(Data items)

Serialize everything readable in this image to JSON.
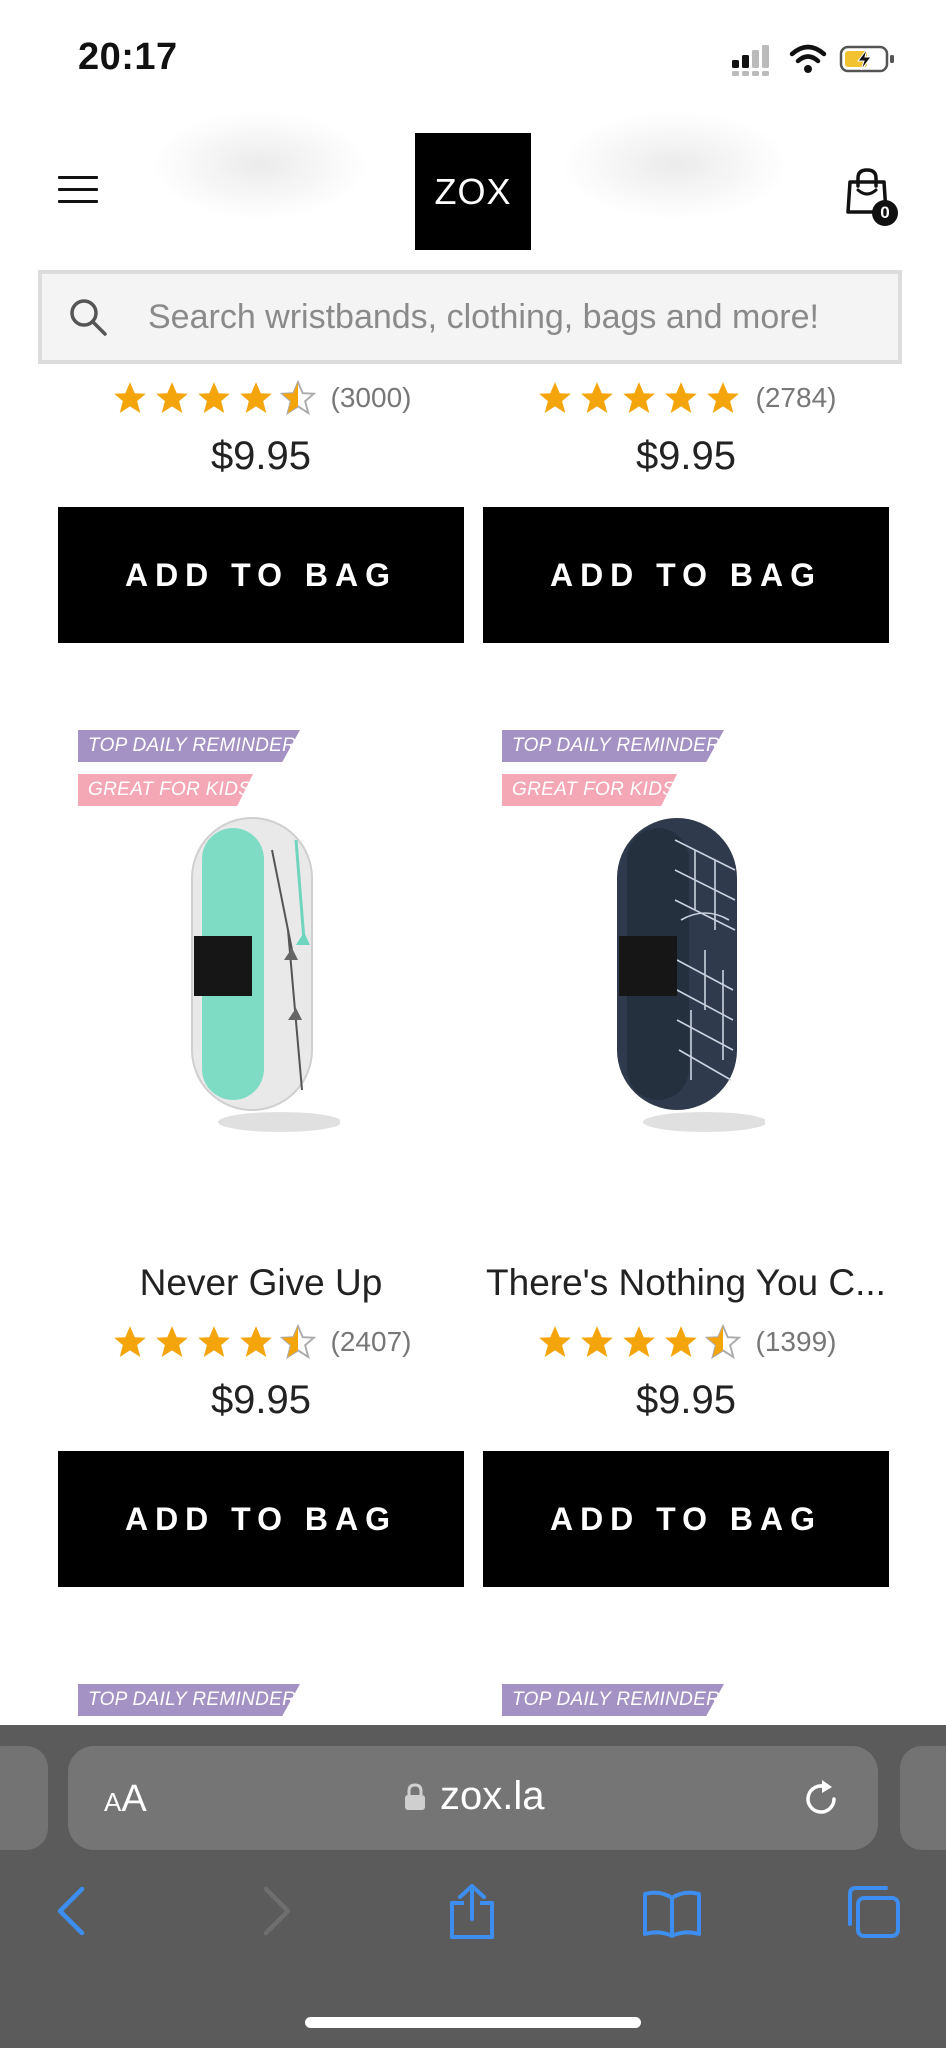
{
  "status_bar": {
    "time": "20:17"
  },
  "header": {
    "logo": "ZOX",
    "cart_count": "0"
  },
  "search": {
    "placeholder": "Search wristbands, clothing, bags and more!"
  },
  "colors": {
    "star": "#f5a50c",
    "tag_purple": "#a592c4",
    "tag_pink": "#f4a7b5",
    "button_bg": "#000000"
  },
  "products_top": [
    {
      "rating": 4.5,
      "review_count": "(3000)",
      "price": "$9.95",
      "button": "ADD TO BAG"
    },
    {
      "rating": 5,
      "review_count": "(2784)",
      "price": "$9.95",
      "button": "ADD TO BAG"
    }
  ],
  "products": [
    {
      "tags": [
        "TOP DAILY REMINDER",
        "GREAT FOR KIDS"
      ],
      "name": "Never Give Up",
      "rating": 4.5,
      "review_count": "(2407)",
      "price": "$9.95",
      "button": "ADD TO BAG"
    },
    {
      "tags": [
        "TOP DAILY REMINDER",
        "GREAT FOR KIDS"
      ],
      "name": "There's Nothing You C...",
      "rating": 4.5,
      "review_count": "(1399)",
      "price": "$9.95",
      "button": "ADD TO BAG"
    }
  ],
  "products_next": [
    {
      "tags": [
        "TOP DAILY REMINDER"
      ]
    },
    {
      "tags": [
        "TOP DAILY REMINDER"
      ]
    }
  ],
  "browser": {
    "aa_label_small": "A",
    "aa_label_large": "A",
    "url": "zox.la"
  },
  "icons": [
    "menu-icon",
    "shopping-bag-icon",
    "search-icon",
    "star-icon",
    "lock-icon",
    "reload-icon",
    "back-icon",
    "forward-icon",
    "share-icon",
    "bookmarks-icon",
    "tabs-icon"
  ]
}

## WHAT TO PRODUCE
Copy the records exactly. Skip the pictures.

## RESPONSE
Serialize everything readable in this image to JSON.
{
  "status_bar": {
    "time": "20:17"
  },
  "header": {
    "logo": "ZOX",
    "cart_count": "0"
  },
  "search": {
    "placeholder": "Search wristbands, clothing, bags and more!"
  },
  "colors": {
    "star": "#f5a50c",
    "tag_purple": "#a592c4",
    "tag_pink": "#f4a7b5",
    "button_bg": "#000000"
  },
  "products_top": [
    {
      "rating": 4.5,
      "review_count": "(3000)",
      "price": "$9.95",
      "button": "ADD TO BAG"
    },
    {
      "rating": 5,
      "review_count": "(2784)",
      "price": "$9.95",
      "button": "ADD TO BAG"
    }
  ],
  "products": [
    {
      "tags": [
        "TOP DAILY REMINDER",
        "GREAT FOR KIDS"
      ],
      "name": "Never Give Up",
      "rating": 4.5,
      "review_count": "(2407)",
      "price": "$9.95",
      "button": "ADD TO BAG"
    },
    {
      "tags": [
        "TOP DAILY REMINDER",
        "GREAT FOR KIDS"
      ],
      "name": "There's Nothing You C...",
      "rating": 4.5,
      "review_count": "(1399)",
      "price": "$9.95",
      "button": "ADD TO BAG"
    }
  ],
  "products_next": [
    {
      "tags": [
        "TOP DAILY REMINDER"
      ]
    },
    {
      "tags": [
        "TOP DAILY REMINDER"
      ]
    }
  ],
  "browser": {
    "aa_label_small": "A",
    "aa_label_large": "A",
    "url": "zox.la"
  },
  "icons": [
    "menu-icon",
    "shopping-bag-icon",
    "search-icon",
    "star-icon",
    "lock-icon",
    "reload-icon",
    "back-icon",
    "forward-icon",
    "share-icon",
    "bookmarks-icon",
    "tabs-icon"
  ]
}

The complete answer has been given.